## Short exercise
Copy out every line in which the string "ERYN" occurs.

## START Stored rows

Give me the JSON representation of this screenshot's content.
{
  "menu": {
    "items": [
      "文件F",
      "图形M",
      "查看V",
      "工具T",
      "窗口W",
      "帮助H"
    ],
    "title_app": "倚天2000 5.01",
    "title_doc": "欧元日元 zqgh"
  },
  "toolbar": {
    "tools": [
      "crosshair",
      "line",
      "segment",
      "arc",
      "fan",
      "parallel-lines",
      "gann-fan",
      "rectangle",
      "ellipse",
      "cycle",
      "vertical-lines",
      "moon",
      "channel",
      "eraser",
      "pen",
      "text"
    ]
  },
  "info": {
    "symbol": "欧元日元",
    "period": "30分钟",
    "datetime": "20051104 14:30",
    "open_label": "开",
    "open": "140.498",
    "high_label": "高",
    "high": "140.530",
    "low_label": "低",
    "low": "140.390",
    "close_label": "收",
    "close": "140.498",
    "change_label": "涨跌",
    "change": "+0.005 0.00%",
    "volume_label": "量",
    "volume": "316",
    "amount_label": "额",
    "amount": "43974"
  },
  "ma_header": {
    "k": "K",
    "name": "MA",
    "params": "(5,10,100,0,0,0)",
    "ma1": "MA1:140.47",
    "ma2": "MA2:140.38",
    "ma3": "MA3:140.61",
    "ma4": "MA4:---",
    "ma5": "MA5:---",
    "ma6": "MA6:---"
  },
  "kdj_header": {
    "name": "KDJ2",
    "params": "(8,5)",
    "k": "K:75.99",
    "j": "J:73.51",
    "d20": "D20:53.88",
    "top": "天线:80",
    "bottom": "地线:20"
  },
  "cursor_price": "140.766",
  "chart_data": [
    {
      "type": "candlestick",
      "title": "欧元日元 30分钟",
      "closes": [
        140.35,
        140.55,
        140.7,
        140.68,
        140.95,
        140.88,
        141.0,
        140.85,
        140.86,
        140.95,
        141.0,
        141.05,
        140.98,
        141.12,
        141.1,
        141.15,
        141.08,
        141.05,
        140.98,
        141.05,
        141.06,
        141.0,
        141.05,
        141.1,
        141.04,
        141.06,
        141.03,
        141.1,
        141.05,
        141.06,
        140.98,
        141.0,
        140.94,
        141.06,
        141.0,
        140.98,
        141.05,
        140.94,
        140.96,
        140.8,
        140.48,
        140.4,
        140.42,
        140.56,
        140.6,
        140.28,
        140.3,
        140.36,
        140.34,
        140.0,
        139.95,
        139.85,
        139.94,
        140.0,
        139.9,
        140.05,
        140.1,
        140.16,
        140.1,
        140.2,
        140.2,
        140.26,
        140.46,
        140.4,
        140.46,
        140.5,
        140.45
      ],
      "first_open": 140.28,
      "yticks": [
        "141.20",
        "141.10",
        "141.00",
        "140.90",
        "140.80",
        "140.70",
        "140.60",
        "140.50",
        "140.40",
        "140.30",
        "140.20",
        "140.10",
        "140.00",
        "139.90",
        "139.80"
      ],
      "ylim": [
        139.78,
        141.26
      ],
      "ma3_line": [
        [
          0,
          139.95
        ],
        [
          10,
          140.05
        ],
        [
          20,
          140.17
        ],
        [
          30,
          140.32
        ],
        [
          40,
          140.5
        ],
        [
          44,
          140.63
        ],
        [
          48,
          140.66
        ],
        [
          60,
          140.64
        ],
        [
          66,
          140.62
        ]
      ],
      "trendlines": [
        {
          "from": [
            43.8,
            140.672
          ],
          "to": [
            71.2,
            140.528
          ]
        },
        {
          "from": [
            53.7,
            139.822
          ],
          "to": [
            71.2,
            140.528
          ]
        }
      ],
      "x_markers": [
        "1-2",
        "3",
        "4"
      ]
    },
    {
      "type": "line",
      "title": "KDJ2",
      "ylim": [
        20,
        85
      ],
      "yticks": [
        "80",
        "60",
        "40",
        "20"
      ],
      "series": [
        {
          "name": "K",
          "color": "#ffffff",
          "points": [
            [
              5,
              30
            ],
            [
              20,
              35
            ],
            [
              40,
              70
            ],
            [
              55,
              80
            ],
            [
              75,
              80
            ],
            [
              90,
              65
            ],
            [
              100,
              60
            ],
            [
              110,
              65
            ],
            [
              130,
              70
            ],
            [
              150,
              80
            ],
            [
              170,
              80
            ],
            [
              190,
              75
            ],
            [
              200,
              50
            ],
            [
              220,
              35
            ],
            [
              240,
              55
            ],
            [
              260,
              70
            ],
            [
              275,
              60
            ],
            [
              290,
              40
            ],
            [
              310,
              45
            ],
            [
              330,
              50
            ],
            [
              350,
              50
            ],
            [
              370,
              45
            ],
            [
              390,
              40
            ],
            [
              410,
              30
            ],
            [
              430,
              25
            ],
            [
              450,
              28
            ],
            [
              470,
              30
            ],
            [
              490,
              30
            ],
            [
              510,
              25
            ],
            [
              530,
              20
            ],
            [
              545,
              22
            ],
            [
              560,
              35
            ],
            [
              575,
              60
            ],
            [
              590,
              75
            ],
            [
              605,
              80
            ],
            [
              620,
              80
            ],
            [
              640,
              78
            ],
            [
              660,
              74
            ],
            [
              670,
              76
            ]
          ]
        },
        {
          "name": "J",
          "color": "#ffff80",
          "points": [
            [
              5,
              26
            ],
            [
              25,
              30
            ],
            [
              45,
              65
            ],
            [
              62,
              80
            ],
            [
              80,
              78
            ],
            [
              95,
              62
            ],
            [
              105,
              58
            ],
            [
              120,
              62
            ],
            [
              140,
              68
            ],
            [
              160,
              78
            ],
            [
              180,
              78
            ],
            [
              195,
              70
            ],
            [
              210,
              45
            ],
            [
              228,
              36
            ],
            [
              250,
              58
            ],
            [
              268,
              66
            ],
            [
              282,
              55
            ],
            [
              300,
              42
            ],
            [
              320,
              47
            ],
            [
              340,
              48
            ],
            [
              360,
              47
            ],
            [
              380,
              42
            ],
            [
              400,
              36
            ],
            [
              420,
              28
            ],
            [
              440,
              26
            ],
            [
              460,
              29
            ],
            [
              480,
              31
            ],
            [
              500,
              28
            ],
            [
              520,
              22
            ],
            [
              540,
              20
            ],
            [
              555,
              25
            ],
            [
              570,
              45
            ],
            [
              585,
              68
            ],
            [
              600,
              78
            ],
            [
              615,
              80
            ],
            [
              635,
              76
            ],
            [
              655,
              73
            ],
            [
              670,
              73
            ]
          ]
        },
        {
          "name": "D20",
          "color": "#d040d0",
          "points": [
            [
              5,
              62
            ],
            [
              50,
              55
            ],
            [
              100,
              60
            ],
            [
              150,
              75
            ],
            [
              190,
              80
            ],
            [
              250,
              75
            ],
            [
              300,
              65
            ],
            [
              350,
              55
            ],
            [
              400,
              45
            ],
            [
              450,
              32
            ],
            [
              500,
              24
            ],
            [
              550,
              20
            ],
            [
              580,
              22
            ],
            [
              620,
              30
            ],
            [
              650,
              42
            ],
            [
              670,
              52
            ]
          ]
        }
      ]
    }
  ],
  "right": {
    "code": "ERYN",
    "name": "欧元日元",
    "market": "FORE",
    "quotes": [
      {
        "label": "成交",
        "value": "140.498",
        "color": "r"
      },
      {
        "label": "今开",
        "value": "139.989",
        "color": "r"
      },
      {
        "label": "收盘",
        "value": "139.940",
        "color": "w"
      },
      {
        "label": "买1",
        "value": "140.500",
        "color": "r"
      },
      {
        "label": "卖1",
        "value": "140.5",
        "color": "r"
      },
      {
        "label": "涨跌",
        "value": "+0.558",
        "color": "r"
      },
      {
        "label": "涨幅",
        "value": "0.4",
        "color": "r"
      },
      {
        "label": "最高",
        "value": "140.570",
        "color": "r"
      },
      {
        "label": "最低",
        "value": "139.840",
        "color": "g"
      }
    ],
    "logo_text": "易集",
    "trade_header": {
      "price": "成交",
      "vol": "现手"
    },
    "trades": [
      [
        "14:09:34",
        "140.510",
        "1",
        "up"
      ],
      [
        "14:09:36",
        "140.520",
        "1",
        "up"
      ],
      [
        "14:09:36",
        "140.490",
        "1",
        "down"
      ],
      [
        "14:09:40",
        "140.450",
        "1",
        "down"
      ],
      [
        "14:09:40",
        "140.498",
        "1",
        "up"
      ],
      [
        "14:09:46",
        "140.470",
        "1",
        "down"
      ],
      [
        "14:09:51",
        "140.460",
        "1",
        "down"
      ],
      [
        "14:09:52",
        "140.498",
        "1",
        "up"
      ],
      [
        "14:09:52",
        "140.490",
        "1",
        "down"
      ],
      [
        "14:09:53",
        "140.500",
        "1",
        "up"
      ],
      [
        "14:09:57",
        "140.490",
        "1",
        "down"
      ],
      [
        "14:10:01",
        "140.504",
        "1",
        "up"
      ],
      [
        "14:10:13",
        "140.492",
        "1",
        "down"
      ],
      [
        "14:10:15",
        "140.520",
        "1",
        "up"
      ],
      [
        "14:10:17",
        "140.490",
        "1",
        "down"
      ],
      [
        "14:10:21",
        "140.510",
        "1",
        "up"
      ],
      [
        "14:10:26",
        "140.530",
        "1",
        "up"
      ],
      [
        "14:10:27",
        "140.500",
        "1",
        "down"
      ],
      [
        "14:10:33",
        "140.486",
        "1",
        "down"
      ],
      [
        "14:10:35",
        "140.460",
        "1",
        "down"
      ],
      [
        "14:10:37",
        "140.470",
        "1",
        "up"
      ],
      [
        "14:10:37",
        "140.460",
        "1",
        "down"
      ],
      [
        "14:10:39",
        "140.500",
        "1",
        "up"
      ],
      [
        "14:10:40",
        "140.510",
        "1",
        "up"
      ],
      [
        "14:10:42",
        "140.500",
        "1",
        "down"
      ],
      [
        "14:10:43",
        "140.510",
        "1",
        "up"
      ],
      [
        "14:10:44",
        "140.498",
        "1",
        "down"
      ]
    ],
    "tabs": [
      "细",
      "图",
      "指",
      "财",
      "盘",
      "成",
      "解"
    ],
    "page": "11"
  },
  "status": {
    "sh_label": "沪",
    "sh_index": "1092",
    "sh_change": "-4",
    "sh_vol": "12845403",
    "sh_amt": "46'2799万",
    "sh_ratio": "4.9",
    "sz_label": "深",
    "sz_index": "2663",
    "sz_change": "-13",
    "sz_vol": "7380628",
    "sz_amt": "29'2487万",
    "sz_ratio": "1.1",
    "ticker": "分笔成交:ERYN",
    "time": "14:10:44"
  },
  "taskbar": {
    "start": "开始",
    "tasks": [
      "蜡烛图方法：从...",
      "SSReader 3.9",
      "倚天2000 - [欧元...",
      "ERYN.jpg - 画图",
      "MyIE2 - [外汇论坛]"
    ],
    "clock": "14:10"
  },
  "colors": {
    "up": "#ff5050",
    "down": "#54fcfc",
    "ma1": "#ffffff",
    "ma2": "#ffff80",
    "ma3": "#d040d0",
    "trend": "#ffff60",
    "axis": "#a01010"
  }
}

## END Stored rows

## Written response
    "code": "ERYN",
    "ticker": "分笔成交:ERYN",
      "ERYN.jpg - 画图",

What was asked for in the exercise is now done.